### Short problem:
Give back the records below exactly, every one, with no pictures.

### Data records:
· · ·

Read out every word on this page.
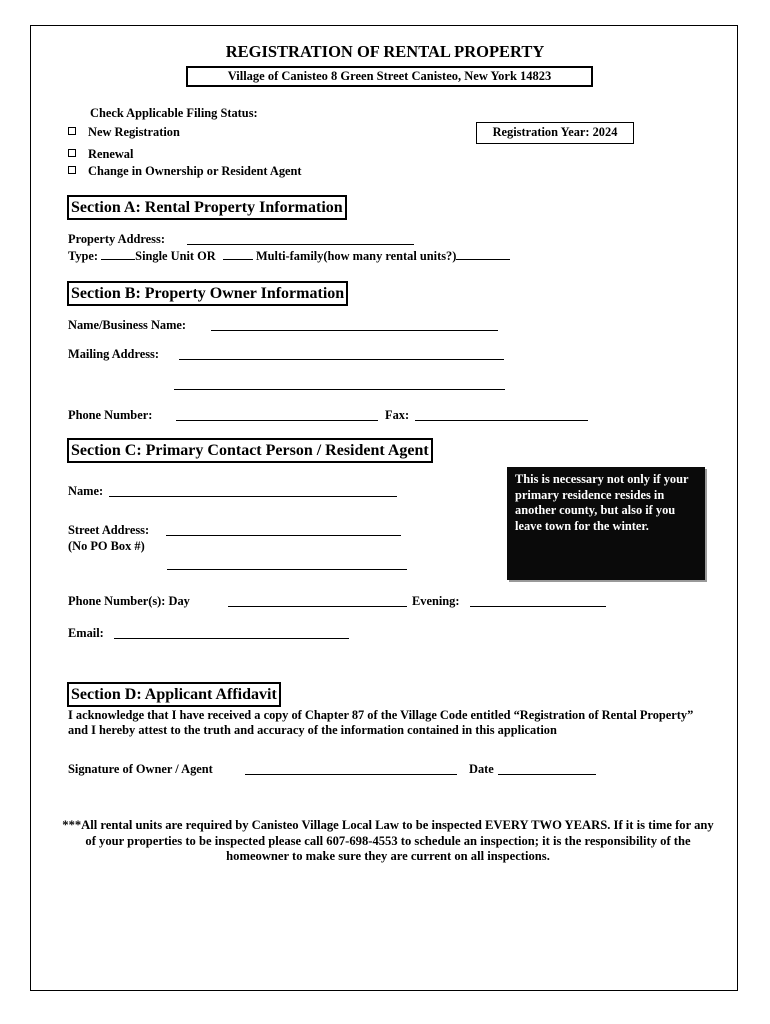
REGISTRATION OF RENTAL PROPERTY
Village of Canisteo 8 Green Street Canisteo, New York 14823
Check Applicable Filing Status:
New Registration
Renewal
Change in Ownership or Resident Agent
Registration Year: 2024
Section A: Rental Property Information
Property Address:
Type:	Single Unit OR	Multi-family(how many rental units?)
Section B: Property Owner Information
Name/Business Name:
Mailing Address:
Phone Number:	Fax:
Section C: Primary Contact Person / Resident Agent
Name:
Street Address:
(No PO Box #)
This is necessary not only if your primary residence resides in another county, but also if you leave town for the winter.
Phone Number(s): Day	Evening:
Email:
Section D: Applicant Affidavit
I acknowledge that I have received a copy of Chapter 87 of the Village Code entitled “Registration of Rental Property” and I hereby attest to the truth and accuracy of the information contained in this application
Signature of Owner / Agent	Date
***All rental units are required by Canisteo Village Local Law to be inspected EVERY TWO YEARS. If it is time for any of your properties to be inspected please call 607-698-4553 to schedule an inspection; it is the responsibility of the homeowner to make sure they are current on all inspections.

· · ·

### Written solution:
Read out every word on this page.
REGISTRATION OF RENTAL PROPERTY
Village of Canisteo 8 Green Street Canisteo, New York 14823
Check Applicable Filing Status:
New Registration
Renewal
Change in Ownership or Resident Agent
Registration Year: 2024
Section A: Rental Property Information
Property Address:
Type:	Single Unit OR	Multi-family(how many rental units?)
Section B: Property Owner Information
Name/Business Name:
Mailing Address:
Phone Number:	Fax:
Section C: Primary Contact Person / Resident Agent
Name:
Street Address:
(No PO Box #)
This is necessary not only if your primary residence resides in another county, but also if you leave town for the winter.
Phone Number(s): Day	Evening:
Email:
Section D: Applicant Affidavit
I acknowledge that I have received a copy of Chapter 87 of the Village Code entitled “Registration of Rental Property” and I hereby attest to the truth and accuracy of the information contained in this application
Signature of Owner / Agent	Date
***All rental units are required by Canisteo Village Local Law to be inspected EVERY TWO YEARS. If it is time for any of your properties to be inspected please call 607-698-4553 to schedule an inspection; it is the responsibility of the homeowner to make sure they are current on all inspections.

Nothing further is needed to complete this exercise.